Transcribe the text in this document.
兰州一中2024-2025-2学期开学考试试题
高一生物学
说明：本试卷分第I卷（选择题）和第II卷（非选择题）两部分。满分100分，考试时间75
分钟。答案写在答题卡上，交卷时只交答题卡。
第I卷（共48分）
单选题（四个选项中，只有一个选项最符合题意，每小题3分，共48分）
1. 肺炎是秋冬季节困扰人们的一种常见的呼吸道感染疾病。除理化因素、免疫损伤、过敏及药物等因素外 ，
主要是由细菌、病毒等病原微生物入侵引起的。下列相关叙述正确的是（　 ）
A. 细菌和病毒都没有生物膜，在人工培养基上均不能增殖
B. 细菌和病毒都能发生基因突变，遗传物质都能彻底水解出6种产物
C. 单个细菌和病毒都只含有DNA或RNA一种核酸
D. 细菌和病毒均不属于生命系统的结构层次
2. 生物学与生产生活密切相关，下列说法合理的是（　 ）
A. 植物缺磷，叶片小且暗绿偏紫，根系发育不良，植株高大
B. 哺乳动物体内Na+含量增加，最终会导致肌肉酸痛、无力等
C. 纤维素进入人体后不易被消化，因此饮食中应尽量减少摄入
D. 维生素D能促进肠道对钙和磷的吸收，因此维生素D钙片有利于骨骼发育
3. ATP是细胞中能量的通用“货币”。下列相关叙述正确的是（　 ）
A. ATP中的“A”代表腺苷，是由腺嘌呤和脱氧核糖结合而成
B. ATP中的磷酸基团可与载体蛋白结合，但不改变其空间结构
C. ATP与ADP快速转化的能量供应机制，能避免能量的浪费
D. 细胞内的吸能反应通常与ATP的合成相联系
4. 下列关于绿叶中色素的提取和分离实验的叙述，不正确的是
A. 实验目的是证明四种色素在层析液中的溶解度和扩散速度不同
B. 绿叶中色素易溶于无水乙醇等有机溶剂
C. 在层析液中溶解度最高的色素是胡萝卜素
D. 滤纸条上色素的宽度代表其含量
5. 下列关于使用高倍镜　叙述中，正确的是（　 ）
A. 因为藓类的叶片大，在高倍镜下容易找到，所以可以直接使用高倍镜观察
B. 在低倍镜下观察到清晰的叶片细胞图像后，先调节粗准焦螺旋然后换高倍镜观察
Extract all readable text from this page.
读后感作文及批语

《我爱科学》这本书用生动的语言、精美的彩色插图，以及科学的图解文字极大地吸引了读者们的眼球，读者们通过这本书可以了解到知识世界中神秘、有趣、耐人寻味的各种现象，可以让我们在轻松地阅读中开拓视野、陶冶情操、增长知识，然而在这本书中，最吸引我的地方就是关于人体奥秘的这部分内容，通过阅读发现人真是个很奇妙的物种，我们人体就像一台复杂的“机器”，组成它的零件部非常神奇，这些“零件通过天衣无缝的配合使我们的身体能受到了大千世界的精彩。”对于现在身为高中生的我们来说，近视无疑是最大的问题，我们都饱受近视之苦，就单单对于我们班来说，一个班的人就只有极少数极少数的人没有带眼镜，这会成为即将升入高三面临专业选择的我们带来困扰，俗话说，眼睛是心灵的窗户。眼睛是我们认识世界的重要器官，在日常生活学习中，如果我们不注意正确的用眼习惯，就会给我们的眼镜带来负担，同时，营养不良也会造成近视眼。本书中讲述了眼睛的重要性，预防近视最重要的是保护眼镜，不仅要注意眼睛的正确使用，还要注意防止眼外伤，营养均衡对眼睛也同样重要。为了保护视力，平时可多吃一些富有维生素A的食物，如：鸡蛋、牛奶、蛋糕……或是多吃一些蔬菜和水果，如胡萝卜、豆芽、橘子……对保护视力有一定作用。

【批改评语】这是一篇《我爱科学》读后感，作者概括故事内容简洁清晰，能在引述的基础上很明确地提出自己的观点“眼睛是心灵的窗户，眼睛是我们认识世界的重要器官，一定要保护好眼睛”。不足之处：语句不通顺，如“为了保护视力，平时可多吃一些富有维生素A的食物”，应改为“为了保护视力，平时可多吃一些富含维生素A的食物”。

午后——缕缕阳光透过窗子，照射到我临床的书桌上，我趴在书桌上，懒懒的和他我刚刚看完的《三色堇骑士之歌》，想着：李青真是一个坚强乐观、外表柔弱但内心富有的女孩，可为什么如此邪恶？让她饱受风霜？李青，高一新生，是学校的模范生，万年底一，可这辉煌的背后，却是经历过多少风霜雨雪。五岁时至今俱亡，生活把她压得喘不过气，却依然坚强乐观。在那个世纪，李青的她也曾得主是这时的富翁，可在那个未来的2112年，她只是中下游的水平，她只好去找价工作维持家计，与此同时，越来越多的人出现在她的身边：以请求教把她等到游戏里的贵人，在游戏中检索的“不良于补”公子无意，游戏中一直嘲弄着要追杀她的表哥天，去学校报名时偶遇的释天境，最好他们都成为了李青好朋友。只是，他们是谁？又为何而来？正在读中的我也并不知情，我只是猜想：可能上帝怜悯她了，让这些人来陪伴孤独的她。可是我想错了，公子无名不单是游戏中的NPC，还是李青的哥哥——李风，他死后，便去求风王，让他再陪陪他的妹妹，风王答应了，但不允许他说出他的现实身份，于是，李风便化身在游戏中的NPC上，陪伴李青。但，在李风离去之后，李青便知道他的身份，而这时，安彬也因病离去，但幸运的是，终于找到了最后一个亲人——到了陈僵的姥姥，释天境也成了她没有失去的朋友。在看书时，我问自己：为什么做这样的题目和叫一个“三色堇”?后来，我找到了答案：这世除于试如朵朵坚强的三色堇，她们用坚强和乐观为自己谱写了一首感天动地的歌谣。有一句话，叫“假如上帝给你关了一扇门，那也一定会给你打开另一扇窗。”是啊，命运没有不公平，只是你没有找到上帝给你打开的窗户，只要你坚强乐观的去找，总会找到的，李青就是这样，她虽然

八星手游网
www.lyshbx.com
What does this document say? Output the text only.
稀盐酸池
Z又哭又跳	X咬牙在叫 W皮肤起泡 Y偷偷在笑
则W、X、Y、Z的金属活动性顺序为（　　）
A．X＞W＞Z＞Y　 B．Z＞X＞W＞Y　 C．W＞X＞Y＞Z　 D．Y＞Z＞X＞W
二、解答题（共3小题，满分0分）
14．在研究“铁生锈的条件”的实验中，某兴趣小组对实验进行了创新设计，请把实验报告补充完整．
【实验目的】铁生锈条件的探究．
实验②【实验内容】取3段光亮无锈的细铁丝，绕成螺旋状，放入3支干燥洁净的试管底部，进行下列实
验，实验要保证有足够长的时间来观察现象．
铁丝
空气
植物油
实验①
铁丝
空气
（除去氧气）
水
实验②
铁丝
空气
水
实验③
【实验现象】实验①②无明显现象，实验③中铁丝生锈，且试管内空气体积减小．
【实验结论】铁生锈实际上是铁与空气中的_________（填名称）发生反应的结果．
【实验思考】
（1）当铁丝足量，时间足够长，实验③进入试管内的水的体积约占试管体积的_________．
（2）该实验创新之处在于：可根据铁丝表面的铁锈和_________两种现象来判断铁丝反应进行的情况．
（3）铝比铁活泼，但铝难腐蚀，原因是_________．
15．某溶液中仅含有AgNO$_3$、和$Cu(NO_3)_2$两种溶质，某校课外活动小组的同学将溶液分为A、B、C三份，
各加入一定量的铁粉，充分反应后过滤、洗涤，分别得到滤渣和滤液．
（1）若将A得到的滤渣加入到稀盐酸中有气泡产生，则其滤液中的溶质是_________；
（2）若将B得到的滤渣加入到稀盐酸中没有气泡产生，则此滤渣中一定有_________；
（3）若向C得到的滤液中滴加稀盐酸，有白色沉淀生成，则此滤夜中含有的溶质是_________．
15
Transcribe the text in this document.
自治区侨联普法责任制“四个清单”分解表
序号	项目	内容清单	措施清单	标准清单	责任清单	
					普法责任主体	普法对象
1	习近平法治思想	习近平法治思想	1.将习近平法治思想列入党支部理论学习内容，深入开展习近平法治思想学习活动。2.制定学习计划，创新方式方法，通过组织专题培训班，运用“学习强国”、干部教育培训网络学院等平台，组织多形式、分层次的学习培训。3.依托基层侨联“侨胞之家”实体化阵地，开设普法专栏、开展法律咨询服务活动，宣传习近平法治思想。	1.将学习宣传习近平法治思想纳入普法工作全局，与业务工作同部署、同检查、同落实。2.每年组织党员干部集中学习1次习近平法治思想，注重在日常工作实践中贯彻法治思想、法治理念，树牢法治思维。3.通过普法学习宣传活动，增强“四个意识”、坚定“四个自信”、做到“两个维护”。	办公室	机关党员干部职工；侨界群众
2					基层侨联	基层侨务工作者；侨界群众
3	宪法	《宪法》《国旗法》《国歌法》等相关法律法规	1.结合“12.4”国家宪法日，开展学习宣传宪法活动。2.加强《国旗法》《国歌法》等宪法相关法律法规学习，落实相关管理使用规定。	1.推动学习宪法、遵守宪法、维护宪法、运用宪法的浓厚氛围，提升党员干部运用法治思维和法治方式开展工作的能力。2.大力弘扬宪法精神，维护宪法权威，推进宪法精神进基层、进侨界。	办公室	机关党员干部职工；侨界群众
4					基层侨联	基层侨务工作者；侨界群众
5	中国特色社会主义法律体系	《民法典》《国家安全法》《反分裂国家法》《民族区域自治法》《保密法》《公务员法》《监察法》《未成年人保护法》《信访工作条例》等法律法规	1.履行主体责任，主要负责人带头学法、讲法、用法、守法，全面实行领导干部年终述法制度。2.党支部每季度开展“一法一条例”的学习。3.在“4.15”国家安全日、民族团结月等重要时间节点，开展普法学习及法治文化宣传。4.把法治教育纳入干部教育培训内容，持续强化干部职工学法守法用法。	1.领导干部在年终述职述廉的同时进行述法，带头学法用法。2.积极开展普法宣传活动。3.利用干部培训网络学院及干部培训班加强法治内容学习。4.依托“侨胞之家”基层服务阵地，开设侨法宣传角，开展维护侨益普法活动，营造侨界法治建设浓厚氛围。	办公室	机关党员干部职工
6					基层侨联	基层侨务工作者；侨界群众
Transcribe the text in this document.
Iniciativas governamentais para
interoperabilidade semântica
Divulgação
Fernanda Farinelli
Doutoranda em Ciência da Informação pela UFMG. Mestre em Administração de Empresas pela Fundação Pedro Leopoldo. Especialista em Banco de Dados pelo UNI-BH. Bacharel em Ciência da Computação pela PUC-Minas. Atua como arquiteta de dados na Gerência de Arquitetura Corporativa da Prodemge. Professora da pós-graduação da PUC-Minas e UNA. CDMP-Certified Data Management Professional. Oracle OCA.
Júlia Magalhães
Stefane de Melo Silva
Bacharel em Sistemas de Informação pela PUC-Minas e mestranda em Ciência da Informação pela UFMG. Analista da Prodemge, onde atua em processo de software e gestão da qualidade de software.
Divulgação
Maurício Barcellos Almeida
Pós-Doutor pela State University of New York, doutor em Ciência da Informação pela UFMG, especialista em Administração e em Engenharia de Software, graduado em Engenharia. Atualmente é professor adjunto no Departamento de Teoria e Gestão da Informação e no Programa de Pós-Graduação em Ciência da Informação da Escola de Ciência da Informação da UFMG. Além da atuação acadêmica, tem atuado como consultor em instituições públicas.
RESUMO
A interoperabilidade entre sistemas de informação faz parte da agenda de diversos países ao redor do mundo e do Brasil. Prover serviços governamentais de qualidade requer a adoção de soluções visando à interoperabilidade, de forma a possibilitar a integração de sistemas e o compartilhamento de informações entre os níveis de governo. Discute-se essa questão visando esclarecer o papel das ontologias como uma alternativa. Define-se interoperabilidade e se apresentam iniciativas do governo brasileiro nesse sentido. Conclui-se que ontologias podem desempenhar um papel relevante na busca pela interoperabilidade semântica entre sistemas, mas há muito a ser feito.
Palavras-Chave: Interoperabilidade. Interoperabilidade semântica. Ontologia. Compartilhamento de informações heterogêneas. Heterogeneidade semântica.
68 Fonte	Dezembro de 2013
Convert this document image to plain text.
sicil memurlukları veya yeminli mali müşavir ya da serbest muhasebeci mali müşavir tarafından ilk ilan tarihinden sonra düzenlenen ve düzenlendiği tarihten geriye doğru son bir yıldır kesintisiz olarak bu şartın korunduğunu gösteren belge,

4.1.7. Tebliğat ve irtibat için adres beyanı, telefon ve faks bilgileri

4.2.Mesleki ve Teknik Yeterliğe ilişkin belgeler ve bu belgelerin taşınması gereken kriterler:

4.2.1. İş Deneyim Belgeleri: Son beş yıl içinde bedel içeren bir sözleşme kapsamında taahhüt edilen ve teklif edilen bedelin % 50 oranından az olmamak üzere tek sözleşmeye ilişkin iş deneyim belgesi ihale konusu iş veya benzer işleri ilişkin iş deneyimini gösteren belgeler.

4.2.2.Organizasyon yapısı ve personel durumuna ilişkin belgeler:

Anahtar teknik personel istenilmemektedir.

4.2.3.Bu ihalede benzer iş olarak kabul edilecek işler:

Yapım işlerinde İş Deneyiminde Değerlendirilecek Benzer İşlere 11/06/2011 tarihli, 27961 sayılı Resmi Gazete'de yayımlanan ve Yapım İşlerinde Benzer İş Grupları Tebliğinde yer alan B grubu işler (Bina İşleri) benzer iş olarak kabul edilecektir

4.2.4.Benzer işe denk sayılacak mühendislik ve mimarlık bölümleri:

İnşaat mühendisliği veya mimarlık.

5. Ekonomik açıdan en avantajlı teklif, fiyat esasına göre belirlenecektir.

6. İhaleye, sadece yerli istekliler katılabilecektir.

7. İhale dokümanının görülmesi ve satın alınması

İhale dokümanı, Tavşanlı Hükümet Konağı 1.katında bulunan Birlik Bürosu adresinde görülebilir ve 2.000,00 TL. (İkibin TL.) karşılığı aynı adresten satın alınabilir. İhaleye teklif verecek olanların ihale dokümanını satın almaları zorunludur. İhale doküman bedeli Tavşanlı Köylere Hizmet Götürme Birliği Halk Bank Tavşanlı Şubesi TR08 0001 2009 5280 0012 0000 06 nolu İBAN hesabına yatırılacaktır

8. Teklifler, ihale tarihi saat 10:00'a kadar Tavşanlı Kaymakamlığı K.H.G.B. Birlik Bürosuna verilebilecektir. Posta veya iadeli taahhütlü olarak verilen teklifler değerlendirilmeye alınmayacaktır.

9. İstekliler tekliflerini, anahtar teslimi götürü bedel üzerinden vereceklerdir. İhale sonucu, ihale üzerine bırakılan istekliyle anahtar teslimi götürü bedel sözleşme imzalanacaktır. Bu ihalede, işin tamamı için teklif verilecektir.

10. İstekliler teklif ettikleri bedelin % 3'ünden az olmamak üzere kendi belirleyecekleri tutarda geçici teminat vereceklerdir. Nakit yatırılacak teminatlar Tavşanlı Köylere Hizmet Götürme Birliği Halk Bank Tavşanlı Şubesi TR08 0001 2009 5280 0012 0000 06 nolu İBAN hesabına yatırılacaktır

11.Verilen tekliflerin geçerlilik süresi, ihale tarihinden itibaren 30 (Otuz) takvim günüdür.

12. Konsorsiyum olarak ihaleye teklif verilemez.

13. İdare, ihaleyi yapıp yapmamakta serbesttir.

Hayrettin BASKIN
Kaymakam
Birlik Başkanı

★ ★ ★

= Exercise =
Locate the word "kabul" in the records and collect each line it appears in.

= Output below =
4.2.3.Bu ihalede benzer iş olarak kabul edilecek işler:
Yapım işlerinde İş Deneyiminde Değerlendirilecek Benzer İşlere 11/06/2011 tarihli, 27961 sayılı Resmi Gazete'de yayımlanan ve Yapım İşlerinde Benzer İş Grupları Tebliğinde yer alan B grubu işler (Bina İşleri) benzer iş olarak kabul edilecektir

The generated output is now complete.